Problem to work on ▸ Identify the lines containing the word "bueno". Copy each one.

Data supplied ▸

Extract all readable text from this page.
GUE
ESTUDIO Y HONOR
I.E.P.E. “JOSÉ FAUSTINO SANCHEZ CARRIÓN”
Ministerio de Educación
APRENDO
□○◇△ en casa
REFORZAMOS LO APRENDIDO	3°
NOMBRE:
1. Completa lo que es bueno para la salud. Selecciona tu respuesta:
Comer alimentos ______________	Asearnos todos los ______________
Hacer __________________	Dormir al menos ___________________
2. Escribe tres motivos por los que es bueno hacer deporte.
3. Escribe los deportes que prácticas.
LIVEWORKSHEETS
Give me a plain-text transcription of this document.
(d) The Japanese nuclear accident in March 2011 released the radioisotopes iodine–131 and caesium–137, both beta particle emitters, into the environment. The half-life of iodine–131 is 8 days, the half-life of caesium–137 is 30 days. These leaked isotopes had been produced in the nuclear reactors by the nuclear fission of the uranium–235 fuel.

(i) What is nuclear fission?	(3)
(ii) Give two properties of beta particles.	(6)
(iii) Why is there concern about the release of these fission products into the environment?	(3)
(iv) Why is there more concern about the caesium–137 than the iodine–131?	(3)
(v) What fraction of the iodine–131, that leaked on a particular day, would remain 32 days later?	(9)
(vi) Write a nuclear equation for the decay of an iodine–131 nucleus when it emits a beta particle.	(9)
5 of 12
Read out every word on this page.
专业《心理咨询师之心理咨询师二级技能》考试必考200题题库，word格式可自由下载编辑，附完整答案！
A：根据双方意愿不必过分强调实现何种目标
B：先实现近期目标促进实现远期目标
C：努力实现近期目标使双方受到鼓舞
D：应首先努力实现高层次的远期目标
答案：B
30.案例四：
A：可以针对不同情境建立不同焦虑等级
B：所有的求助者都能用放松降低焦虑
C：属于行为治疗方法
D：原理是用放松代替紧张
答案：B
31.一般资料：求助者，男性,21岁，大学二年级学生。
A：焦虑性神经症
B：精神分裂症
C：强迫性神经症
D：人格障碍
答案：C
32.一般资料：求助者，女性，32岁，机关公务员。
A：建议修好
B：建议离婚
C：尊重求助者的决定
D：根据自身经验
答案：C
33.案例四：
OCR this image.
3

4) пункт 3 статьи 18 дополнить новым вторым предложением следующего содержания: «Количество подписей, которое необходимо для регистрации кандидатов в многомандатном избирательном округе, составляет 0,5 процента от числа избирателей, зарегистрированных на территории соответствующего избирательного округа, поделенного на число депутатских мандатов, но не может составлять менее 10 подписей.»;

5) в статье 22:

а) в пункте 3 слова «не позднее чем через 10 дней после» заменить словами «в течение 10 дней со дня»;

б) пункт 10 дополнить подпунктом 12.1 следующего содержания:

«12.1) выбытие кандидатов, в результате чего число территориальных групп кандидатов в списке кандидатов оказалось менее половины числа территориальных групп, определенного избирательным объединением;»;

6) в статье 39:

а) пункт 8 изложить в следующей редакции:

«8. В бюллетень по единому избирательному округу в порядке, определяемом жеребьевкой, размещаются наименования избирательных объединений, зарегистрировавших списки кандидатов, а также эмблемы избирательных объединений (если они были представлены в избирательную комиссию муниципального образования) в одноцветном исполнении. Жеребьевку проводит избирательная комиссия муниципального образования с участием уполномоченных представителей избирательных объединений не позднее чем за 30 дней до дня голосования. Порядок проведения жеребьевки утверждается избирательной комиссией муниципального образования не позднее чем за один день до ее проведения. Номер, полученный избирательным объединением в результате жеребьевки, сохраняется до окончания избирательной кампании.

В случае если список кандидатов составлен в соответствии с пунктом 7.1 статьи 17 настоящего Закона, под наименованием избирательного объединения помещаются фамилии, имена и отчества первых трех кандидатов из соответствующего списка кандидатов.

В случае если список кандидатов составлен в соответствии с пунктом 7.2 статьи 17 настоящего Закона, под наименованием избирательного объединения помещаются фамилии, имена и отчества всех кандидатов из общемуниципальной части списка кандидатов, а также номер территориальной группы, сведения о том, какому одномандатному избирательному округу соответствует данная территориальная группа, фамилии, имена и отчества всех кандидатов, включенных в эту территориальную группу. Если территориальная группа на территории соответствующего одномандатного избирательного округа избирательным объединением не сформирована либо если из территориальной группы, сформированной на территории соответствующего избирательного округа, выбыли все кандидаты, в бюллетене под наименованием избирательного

Solution ▸
1. Completa lo que es bueno para la salud. Selecciona tu respuesta:
2. Escribe tres motivos por los que es bueno hacer deporte.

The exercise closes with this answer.